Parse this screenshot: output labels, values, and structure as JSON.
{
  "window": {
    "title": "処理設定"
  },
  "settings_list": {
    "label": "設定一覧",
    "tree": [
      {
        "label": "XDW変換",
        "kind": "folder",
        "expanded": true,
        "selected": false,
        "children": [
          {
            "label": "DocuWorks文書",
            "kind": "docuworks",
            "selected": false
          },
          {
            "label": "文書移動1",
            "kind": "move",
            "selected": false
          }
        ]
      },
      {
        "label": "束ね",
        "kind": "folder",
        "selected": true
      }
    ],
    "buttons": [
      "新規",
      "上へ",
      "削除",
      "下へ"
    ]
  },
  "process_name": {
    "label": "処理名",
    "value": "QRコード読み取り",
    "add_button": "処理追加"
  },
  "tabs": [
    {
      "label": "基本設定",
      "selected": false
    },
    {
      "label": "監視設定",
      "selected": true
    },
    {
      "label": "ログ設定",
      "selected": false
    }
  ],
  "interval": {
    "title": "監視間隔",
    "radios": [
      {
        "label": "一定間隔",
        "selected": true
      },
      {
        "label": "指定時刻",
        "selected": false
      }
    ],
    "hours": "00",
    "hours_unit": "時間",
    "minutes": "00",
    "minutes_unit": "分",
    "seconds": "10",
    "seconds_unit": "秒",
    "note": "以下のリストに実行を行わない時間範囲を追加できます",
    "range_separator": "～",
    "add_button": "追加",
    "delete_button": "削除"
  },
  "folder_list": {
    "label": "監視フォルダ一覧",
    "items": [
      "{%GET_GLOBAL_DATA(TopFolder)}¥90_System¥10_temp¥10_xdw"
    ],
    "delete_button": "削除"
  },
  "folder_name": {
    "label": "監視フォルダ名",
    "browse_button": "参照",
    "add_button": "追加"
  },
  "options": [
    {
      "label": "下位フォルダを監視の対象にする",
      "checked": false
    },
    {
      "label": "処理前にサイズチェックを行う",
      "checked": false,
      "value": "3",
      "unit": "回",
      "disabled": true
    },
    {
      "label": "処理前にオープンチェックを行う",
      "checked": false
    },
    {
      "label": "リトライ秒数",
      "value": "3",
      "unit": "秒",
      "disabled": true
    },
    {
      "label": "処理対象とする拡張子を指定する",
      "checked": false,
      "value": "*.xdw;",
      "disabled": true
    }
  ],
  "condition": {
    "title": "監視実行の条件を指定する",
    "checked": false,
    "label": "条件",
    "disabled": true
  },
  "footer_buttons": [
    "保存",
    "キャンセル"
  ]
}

Problem:
Reproduce all the records precisely.

Worked solution:
Parse this screenshot: output labels, values, and structure as JSON.
{
  "window": {
    "title": "処理設定"
  },
  "settings_list": {
    "label": "設定一覧",
    "tree": [
      {
        "label": "XDW変換",
        "kind": "folder",
        "expanded": true,
        "selected": false,
        "children": [
          {
            "label": "DocuWorks文書",
            "kind": "docuworks",
            "selected": false
          },
          {
            "label": "文書移動1",
            "kind": "move",
            "selected": false
          }
        ]
      },
      {
        "label": "束ね",
        "kind": "folder",
        "selected": true
      }
    ],
    "buttons": [
      "新規",
      "上へ",
      "削除",
      "下へ"
    ]
  },
  "process_name": {
    "label": "処理名",
    "value": "QRコード読み取り",
    "add_button": "処理追加"
  },
  "tabs": [
    {
      "label": "基本設定",
      "selected": false
    },
    {
      "label": "監視設定",
      "selected": true
    },
    {
      "label": "ログ設定",
      "selected": false
    }
  ],
  "interval": {
    "title": "監視間隔",
    "radios": [
      {
        "label": "一定間隔",
        "selected": true
      },
      {
        "label": "指定時刻",
        "selected": false
      }
    ],
    "hours": "00",
    "hours_unit": "時間",
    "minutes": "00",
    "minutes_unit": "分",
    "seconds": "10",
    "seconds_unit": "秒",
    "note": "以下のリストに実行を行わない時間範囲を追加できます",
    "range_separator": "～",
    "add_button": "追加",
    "delete_button": "削除"
  },
  "folder_list": {
    "label": "監視フォルダ一覧",
    "items": [
      "{%GET_GLOBAL_DATA(TopFolder)}¥90_System¥10_temp¥10_xdw"
    ],
    "delete_button": "削除"
  },
  "folder_name": {
    "label": "監視フォルダ名",
    "browse_button": "参照",
    "add_button": "追加"
  },
  "options": [
    {
      "label": "下位フォルダを監視の対象にする",
      "checked": false
    },
    {
      "label": "処理前にサイズチェックを行う",
      "checked": false,
      "value": "3",
      "unit": "回",
      "disabled": true
    },
    {
      "label": "処理前にオープンチェックを行う",
      "checked": false
    },
    {
      "label": "リトライ秒数",
      "value": "3",
      "unit": "秒",
      "disabled": true
    },
    {
      "label": "処理対象とする拡張子を指定する",
      "checked": false,
      "value": "*.xdw;",
      "disabled": true
    }
  ],
  "condition": {
    "title": "監視実行の条件を指定する",
    "checked": false,
    "label": "条件",
    "disabled": true
  },
  "footer_buttons": [
    "保存",
    "キャンセル"
  ]
}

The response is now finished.